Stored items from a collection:
* * * * * * *
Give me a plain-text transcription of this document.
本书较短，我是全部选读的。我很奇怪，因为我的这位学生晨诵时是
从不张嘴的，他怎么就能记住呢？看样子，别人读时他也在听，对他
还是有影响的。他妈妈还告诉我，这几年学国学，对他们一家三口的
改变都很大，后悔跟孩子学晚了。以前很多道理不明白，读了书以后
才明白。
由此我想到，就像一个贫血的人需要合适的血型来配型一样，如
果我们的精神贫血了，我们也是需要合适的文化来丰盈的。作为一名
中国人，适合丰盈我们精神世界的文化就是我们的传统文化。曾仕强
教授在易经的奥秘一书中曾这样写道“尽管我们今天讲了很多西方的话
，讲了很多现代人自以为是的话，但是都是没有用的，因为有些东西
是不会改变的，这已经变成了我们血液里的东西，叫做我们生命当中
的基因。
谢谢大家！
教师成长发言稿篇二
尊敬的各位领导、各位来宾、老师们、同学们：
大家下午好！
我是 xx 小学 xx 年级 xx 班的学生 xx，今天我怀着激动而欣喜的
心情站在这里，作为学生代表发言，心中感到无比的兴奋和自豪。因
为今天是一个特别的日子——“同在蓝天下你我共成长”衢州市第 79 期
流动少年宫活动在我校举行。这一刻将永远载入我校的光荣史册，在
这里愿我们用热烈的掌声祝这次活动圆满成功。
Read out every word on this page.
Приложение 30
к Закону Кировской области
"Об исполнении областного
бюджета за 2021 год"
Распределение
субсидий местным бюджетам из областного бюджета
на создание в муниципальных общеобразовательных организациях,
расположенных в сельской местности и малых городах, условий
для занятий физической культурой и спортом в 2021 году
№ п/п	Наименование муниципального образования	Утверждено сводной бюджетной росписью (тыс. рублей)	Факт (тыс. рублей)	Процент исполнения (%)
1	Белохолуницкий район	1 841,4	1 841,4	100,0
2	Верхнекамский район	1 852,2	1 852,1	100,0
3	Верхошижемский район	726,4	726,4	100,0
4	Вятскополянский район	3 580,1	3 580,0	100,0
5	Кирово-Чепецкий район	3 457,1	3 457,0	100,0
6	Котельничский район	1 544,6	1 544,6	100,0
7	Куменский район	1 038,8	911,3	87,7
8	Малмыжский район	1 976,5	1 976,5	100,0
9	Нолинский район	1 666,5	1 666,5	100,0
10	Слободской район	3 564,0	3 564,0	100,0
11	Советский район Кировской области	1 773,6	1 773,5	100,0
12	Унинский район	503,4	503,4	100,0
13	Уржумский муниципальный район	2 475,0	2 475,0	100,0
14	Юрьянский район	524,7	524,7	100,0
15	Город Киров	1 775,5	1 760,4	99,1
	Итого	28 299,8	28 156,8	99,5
* * * * * * *
**OBJECTIVE:**
Copy the material above back out, exactly as written.

**FULL SOLUTION:**
Give me a plain-text transcription of this document.
本书较短，我是全部选读的。我很奇怪，因为我的这位学生晨诵时是
从不张嘴的，他怎么就能记住呢？看样子，别人读时他也在听，对他
还是有影响的。他妈妈还告诉我，这几年学国学，对他们一家三口的
改变都很大，后悔跟孩子学晚了。以前很多道理不明白，读了书以后
才明白。
由此我想到，就像一个贫血的人需要合适的血型来配型一样，如
果我们的精神贫血了，我们也是需要合适的文化来丰盈的。作为一名
中国人，适合丰盈我们精神世界的文化就是我们的传统文化。曾仕强
教授在易经的奥秘一书中曾这样写道“尽管我们今天讲了很多西方的话
，讲了很多现代人自以为是的话，但是都是没有用的，因为有些东西
是不会改变的，这已经变成了我们血液里的东西，叫做我们生命当中
的基因。
谢谢大家！
教师成长发言稿篇二
尊敬的各位领导、各位来宾、老师们、同学们：
大家下午好！
我是 xx 小学 xx 年级 xx 班的学生 xx，今天我怀着激动而欣喜的
心情站在这里，作为学生代表发言，心中感到无比的兴奋和自豪。因
为今天是一个特别的日子——“同在蓝天下你我共成长”衢州市第 79 期
流动少年宫活动在我校举行。这一刻将永远载入我校的光荣史册，在
这里愿我们用热烈的掌声祝这次活动圆满成功。
Read out every word on this page.
Приложение 30
к Закону Кировской области
"Об исполнении областного
бюджета за 2021 год"
Распределение
субсидий местным бюджетам из областного бюджета
на создание в муниципальных общеобразовательных организациях,
расположенных в сельской местности и малых городах, условий
для занятий физической культурой и спортом в 2021 году
№ п/п	Наименование муниципального образования	Утверждено сводной бюджетной росписью (тыс. рублей)	Факт (тыс. рублей)	Процент исполнения (%)
1	Белохолуницкий район	1 841,4	1 841,4	100,0
2	Верхнекамский район	1 852,2	1 852,1	100,0
3	Верхошижемский район	726,4	726,4	100,0
4	Вятскополянский район	3 580,1	3 580,0	100,0
5	Кирово-Чепецкий район	3 457,1	3 457,0	100,0
6	Котельничский район	1 544,6	1 544,6	100,0
7	Куменский район	1 038,8	911,3	87,7
8	Малмыжский район	1 976,5	1 976,5	100,0
9	Нолинский район	1 666,5	1 666,5	100,0
10	Слободской район	3 564,0	3 564,0	100,0
11	Советский район Кировской области	1 773,6	1 773,5	100,0
12	Унинский район	503,4	503,4	100,0
13	Уржумский муниципальный район	2 475,0	2 475,0	100,0
14	Юрьянский район	524,7	524,7	100,0
15	Город Киров	1 775,5	1 760,4	99,1
	Итого	28 299,8	28 156,8	99,5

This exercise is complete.